··· Records
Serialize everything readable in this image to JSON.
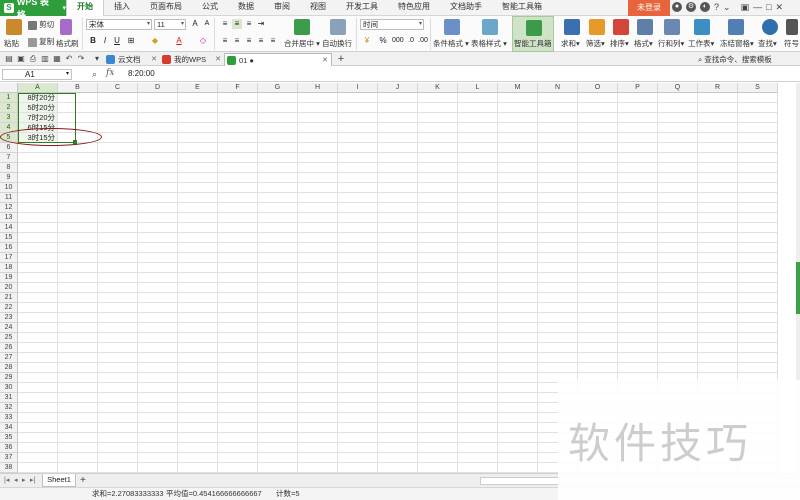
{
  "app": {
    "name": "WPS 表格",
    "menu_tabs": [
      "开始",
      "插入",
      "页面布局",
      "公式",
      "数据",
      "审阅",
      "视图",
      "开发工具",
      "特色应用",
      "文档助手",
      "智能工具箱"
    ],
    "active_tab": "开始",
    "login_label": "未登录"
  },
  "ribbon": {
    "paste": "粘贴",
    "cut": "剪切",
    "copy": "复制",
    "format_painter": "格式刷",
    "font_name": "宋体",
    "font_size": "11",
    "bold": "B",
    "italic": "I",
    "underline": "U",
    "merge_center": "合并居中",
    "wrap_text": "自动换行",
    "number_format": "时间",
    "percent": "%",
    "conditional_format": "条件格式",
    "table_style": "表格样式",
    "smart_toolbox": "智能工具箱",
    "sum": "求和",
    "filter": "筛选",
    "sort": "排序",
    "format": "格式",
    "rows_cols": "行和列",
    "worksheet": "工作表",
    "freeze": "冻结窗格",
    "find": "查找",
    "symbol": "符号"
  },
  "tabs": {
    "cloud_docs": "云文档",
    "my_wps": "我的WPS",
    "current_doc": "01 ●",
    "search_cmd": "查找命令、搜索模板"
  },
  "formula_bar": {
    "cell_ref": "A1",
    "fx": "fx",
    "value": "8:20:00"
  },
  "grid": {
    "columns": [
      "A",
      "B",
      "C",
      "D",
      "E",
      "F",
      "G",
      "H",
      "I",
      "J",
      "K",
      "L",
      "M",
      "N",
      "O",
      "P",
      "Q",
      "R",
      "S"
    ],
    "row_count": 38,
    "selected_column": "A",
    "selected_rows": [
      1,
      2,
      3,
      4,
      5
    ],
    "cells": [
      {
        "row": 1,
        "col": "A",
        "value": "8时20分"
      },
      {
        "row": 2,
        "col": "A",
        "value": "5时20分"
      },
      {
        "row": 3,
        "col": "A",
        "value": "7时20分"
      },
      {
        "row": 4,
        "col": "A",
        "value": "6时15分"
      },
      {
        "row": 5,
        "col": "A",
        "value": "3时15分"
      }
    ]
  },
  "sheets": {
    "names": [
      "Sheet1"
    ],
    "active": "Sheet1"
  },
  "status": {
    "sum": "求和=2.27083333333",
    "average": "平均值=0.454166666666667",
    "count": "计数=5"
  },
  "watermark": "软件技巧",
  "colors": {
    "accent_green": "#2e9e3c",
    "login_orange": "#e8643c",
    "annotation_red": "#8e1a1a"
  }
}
······
··· Records
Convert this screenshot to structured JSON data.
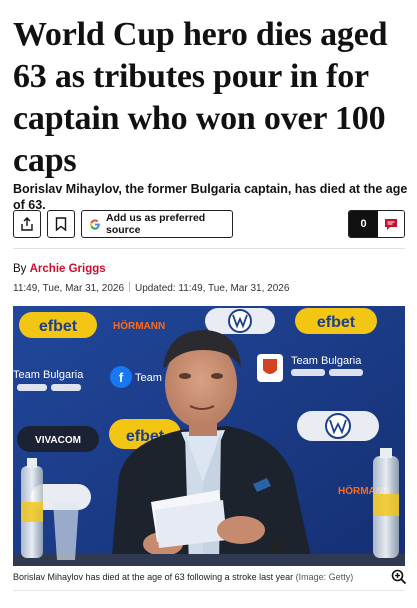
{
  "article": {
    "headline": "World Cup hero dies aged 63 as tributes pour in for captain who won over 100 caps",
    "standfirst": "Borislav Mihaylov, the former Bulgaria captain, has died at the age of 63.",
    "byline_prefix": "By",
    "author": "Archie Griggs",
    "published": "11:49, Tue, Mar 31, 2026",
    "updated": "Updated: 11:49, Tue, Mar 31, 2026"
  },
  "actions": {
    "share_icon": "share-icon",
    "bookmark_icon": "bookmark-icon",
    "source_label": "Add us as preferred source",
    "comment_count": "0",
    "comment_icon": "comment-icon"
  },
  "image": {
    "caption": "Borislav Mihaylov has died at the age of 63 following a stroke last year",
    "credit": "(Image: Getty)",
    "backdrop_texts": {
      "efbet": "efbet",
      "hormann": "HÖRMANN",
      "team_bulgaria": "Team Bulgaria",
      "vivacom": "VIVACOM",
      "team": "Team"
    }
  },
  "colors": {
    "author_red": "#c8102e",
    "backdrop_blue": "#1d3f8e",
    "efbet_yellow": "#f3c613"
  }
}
······
**What needs to be done**.
Find the word "died" in the records and pull out each line that has it.

**Response**.
    "standfirst": "Borislav Mihaylov, the former Bulgaria captain, has died at the age of 63.",
    "caption": "Borislav Mihaylov has died at the age of 63 following a stroke last year",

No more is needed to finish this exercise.